Given request:
Find and copy each line of the records where the string "using" shows up.
---------------
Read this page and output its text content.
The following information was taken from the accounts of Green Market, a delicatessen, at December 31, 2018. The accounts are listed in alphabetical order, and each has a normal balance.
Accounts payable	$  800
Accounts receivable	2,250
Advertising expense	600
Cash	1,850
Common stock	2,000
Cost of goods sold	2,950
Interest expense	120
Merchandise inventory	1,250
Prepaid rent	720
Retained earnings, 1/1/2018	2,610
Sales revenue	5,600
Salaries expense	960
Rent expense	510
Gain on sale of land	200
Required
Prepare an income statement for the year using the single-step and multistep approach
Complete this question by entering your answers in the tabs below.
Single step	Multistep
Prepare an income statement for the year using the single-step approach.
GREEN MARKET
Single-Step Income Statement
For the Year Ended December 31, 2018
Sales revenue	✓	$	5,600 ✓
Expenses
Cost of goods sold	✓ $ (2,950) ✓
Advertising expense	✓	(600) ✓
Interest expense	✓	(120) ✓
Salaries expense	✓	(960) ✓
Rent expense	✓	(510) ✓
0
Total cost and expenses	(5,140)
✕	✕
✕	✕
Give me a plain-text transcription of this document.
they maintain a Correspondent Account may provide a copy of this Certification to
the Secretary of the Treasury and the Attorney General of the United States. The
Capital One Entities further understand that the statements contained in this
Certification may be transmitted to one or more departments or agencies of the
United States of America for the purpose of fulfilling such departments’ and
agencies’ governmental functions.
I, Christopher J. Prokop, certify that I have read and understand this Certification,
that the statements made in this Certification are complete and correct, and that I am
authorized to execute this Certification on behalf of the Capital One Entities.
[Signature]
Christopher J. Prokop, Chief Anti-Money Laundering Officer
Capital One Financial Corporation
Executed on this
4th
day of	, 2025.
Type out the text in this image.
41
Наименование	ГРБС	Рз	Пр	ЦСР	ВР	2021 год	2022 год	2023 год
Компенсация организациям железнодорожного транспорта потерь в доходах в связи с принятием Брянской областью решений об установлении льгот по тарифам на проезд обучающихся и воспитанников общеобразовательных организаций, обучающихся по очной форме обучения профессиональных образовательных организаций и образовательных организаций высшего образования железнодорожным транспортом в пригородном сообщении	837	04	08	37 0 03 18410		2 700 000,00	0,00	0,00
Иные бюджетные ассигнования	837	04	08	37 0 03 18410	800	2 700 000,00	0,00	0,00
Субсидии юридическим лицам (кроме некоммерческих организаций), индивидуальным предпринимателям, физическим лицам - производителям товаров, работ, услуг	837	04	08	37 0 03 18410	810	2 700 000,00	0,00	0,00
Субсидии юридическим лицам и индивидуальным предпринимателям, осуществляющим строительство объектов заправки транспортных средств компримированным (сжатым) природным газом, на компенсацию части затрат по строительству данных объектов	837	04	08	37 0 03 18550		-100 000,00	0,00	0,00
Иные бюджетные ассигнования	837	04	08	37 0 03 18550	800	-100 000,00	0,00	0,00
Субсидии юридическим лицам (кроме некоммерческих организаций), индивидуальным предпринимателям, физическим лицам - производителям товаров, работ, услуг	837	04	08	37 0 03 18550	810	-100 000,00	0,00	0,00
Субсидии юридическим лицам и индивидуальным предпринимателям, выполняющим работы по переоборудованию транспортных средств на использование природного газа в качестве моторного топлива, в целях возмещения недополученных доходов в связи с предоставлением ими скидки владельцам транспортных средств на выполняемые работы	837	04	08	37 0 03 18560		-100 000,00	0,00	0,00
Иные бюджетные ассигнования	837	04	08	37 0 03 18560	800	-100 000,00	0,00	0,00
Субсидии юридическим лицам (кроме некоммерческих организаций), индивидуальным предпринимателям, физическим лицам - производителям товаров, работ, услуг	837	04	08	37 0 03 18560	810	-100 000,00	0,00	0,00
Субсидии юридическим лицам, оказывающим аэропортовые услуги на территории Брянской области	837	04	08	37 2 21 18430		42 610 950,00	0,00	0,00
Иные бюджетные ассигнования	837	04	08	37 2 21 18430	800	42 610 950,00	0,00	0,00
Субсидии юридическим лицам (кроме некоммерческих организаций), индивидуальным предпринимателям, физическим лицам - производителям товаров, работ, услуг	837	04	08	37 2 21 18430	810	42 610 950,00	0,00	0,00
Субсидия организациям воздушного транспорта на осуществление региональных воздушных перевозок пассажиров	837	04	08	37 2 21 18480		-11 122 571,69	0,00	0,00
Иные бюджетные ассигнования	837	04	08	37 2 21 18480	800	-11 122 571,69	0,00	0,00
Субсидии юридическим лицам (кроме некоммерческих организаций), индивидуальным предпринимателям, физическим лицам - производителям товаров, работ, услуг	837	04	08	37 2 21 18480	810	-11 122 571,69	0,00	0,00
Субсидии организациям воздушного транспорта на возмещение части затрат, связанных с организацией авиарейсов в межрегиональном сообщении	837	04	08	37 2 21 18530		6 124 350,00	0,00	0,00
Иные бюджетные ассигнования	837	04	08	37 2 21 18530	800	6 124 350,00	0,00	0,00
---------------
Exercise response:
Prepare an income statement for the year using the single-step and multistep approach
Prepare an income statement for the year using the single-step approach.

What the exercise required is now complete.